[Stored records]
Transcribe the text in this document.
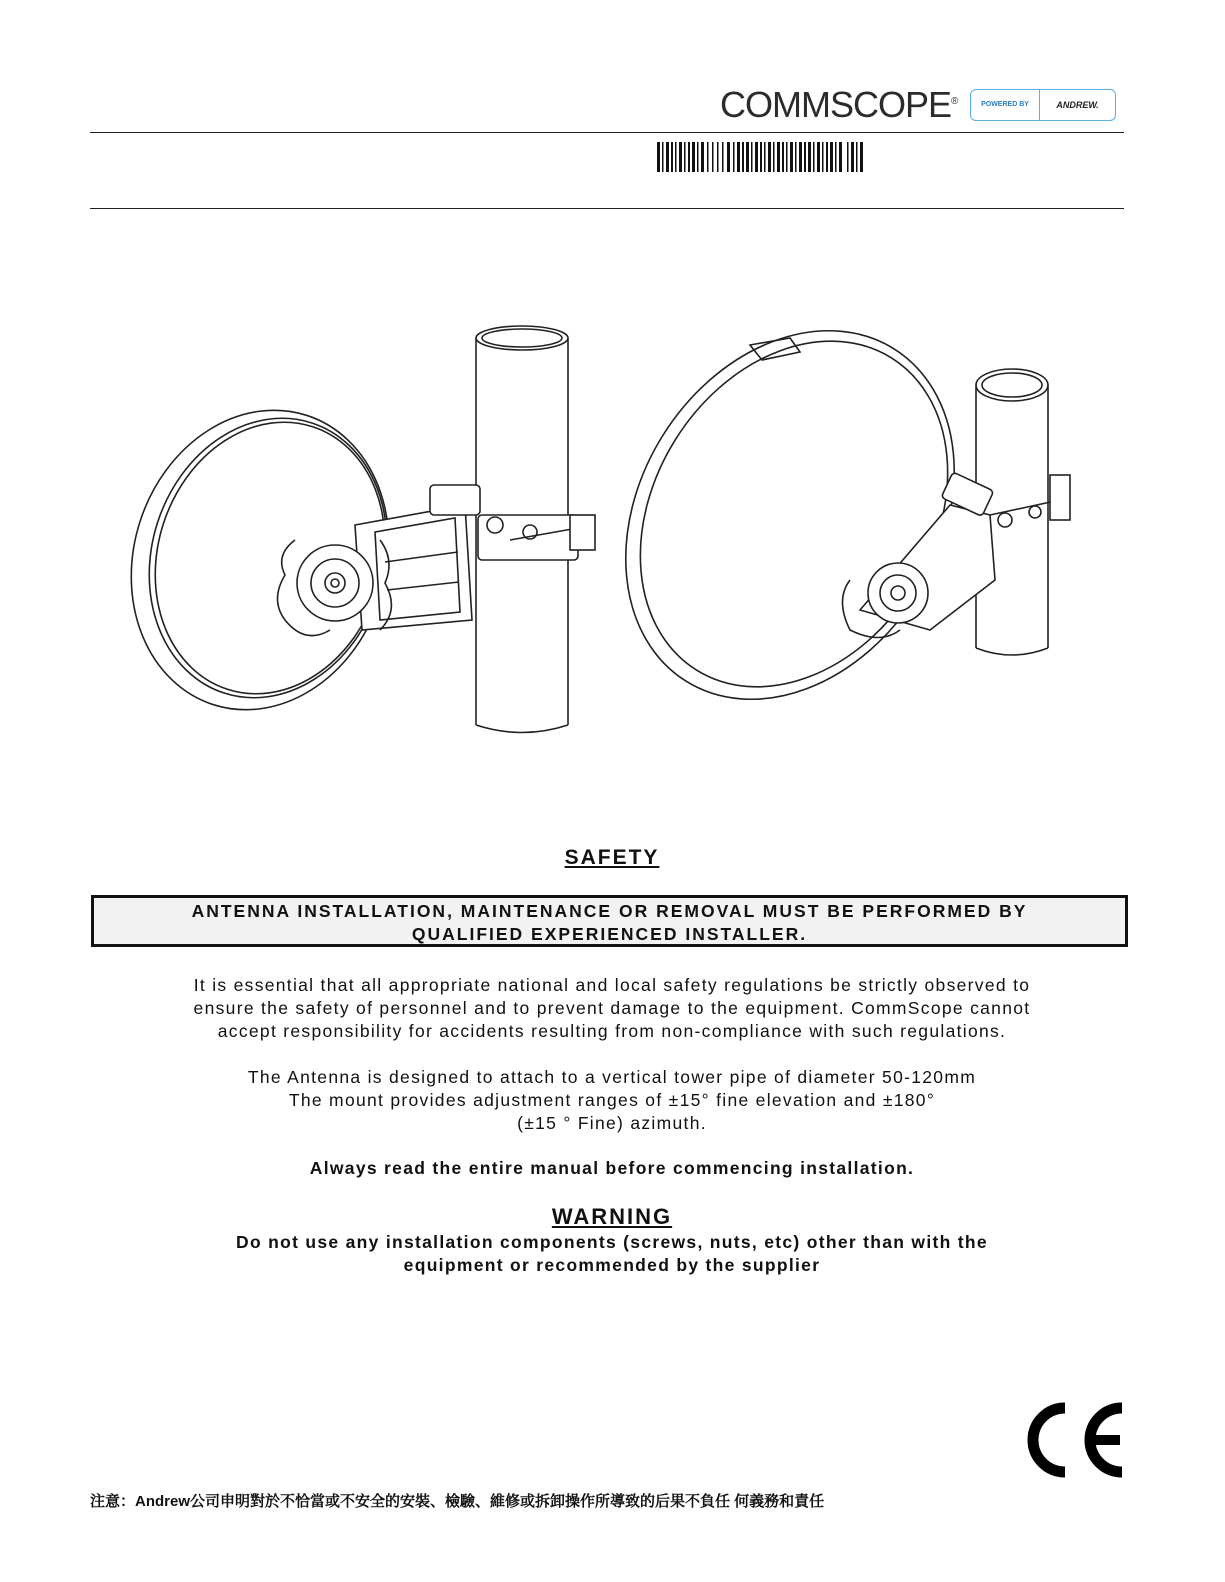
COMMSCOPE®	POWERED BY	ANDREW.
SAFETY
ANTENNA INSTALLATION, MAINTENANCE OR REMOVAL MUST BE PERFORMED BY
QUALIFIED EXPERIENCED INSTALLER.
It is essential that all appropriate national and local safety regulations be strictly observed to
ensure the safety of personnel and to prevent damage to the equipment. CommScope cannot
accept responsibility for accidents resulting from non-compliance with such regulations.
The Antenna is designed to attach to a vertical tower pipe of diameter 50-120mm
The mount provides adjustment ranges of ±15° fine elevation and ±180°
(±15 ° Fine) azimuth.
Always read the entire manual before commencing installation.
WARNING
Do not use any installation components (screws, nuts, etc) other than with the
equipment or recommended by the supplier
注意：Andrew公司申明對於不恰當或不安全的安裝、檢驗、維修或拆卸操作所導致的后果不負任 何義務和責任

**Work to complete**.
Counting only lines of the data above that hold "with", report the total and nothing else.

**Exercise response**.
2